EXERCISE
Quote the whole listing verbatim.

DATASET CONTENT
....

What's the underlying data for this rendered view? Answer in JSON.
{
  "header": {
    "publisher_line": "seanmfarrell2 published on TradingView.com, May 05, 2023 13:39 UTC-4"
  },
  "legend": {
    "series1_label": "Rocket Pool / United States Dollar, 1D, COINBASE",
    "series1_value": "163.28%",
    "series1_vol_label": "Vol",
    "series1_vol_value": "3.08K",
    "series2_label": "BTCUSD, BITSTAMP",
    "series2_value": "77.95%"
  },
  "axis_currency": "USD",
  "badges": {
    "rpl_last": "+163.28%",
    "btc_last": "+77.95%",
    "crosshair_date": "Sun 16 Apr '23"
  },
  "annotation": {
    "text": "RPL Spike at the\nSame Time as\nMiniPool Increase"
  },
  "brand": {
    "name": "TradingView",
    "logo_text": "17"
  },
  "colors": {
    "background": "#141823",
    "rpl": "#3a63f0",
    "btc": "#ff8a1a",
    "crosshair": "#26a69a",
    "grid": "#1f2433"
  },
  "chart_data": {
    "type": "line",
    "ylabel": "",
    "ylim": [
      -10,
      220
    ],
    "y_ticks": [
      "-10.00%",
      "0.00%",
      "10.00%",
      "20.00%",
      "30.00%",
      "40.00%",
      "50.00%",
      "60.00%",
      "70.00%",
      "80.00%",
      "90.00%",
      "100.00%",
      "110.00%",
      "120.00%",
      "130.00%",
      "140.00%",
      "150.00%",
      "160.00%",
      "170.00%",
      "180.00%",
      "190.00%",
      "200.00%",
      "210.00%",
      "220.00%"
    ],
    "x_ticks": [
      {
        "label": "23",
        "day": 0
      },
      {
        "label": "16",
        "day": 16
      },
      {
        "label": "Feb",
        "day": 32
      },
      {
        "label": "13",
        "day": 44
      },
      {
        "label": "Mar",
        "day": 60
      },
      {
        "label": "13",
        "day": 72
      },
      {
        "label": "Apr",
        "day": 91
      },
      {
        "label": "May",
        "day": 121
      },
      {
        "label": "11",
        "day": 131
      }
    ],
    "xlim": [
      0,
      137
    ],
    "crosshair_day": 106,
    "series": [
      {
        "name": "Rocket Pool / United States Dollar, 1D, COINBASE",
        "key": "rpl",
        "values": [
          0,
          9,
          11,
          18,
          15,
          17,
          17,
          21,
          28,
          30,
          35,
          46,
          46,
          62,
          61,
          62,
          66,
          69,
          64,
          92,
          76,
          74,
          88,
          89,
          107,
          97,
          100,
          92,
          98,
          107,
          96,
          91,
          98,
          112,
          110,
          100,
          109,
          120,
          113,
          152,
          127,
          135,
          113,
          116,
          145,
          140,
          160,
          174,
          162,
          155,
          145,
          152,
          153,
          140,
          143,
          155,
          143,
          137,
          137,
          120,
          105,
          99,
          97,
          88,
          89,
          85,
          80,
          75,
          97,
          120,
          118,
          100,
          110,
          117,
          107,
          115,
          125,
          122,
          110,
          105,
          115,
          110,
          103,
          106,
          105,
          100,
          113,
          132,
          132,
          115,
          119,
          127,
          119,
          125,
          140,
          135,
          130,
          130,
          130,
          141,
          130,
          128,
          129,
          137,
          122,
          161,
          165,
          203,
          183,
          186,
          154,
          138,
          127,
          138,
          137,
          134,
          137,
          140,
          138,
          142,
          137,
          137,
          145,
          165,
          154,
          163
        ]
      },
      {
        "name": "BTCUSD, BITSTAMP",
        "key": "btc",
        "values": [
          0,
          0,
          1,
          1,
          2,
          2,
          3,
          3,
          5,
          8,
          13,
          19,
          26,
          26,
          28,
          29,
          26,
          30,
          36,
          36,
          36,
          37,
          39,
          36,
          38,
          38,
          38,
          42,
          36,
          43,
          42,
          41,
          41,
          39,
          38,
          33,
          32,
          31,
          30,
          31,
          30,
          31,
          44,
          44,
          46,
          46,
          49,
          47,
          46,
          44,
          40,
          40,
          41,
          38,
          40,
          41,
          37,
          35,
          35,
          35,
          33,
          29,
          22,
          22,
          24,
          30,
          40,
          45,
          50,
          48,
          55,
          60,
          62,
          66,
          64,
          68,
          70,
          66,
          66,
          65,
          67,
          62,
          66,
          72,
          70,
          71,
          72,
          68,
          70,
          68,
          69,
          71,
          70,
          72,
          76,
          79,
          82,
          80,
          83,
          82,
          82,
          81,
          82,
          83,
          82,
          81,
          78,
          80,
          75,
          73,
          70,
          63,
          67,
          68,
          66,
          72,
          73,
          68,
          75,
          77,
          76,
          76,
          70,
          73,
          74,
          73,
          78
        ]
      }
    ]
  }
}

....

PROBLEM SOLUTION
What's the underlying data for this rendered view? Answer in JSON.
{
  "header": {
    "publisher_line": "seanmfarrell2 published on TradingView.com, May 05, 2023 13:39 UTC-4"
  },
  "legend": {
    "series1_label": "Rocket Pool / United States Dollar, 1D, COINBASE",
    "series1_value": "163.28%",
    "series1_vol_label": "Vol",
    "series1_vol_value": "3.08K",
    "series2_label": "BTCUSD, BITSTAMP",
    "series2_value": "77.95%"
  },
  "axis_currency": "USD",
  "badges": {
    "rpl_last": "+163.28%",
    "btc_last": "+77.95%",
    "crosshair_date": "Sun 16 Apr '23"
  },
  "annotation": {
    "text": "RPL Spike at the\nSame Time as\nMiniPool Increase"
  },
  "brand": {
    "name": "TradingView",
    "logo_text": "17"
  },
  "colors": {
    "background": "#141823",
    "rpl": "#3a63f0",
    "btc": "#ff8a1a",
    "crosshair": "#26a69a",
    "grid": "#1f2433"
  },
  "chart_data": {
    "type": "line",
    "ylabel": "",
    "ylim": [
      -10,
      220
    ],
    "y_ticks": [
      "-10.00%",
      "0.00%",
      "10.00%",
      "20.00%",
      "30.00%",
      "40.00%",
      "50.00%",
      "60.00%",
      "70.00%",
      "80.00%",
      "90.00%",
      "100.00%",
      "110.00%",
      "120.00%",
      "130.00%",
      "140.00%",
      "150.00%",
      "160.00%",
      "170.00%",
      "180.00%",
      "190.00%",
      "200.00%",
      "210.00%",
      "220.00%"
    ],
    "x_ticks": [
      {
        "label": "23",
        "day": 0
      },
      {
        "label": "16",
        "day": 16
      },
      {
        "label": "Feb",
        "day": 32
      },
      {
        "label": "13",
        "day": 44
      },
      {
        "label": "Mar",
        "day": 60
      },
      {
        "label": "13",
        "day": 72
      },
      {
        "label": "Apr",
        "day": 91
      },
      {
        "label": "May",
        "day": 121
      },
      {
        "label": "11",
        "day": 131
      }
    ],
    "xlim": [
      0,
      137
    ],
    "crosshair_day": 106,
    "series": [
      {
        "name": "Rocket Pool / United States Dollar, 1D, COINBASE",
        "key": "rpl",
        "values": [
          0,
          9,
          11,
          18,
          15,
          17,
          17,
          21,
          28,
          30,
          35,
          46,
          46,
          62,
          61,
          62,
          66,
          69,
          64,
          92,
          76,
          74,
          88,
          89,
          107,
          97,
          100,
          92,
          98,
          107,
          96,
          91,
          98,
          112,
          110,
          100,
          109,
          120,
          113,
          152,
          127,
          135,
          113,
          116,
          145,
          140,
          160,
          174,
          162,
          155,
          145,
          152,
          153,
          140,
          143,
          155,
          143,
          137,
          137,
          120,
          105,
          99,
          97,
          88,
          89,
          85,
          80,
          75,
          97,
          120,
          118,
          100,
          110,
          117,
          107,
          115,
          125,
          122,
          110,
          105,
          115,
          110,
          103,
          106,
          105,
          100,
          113,
          132,
          132,
          115,
          119,
          127,
          119,
          125,
          140,
          135,
          130,
          130,
          130,
          141,
          130,
          128,
          129,
          137,
          122,
          161,
          165,
          203,
          183,
          186,
          154,
          138,
          127,
          138,
          137,
          134,
          137,
          140,
          138,
          142,
          137,
          137,
          145,
          165,
          154,
          163
        ]
      },
      {
        "name": "BTCUSD, BITSTAMP",
        "key": "btc",
        "values": [
          0,
          0,
          1,
          1,
          2,
          2,
          3,
          3,
          5,
          8,
          13,
          19,
          26,
          26,
          28,
          29,
          26,
          30,
          36,
          36,
          36,
          37,
          39,
          36,
          38,
          38,
          38,
          42,
          36,
          43,
          42,
          41,
          41,
          39,
          38,
          33,
          32,
          31,
          30,
          31,
          30,
          31,
          44,
          44,
          46,
          46,
          49,
          47,
          46,
          44,
          40,
          40,
          41,
          38,
          40,
          41,
          37,
          35,
          35,
          35,
          33,
          29,
          22,
          22,
          24,
          30,
          40,
          45,
          50,
          48,
          55,
          60,
          62,
          66,
          64,
          68,
          70,
          66,
          66,
          65,
          67,
          62,
          66,
          72,
          70,
          71,
          72,
          68,
          70,
          68,
          69,
          71,
          70,
          72,
          76,
          79,
          82,
          80,
          83,
          82,
          82,
          81,
          82,
          83,
          82,
          81,
          78,
          80,
          75,
          73,
          70,
          63,
          67,
          68,
          66,
          72,
          73,
          68,
          75,
          77,
          76,
          76,
          70,
          73,
          74,
          73,
          78
        ]
      }
    ]
  }
}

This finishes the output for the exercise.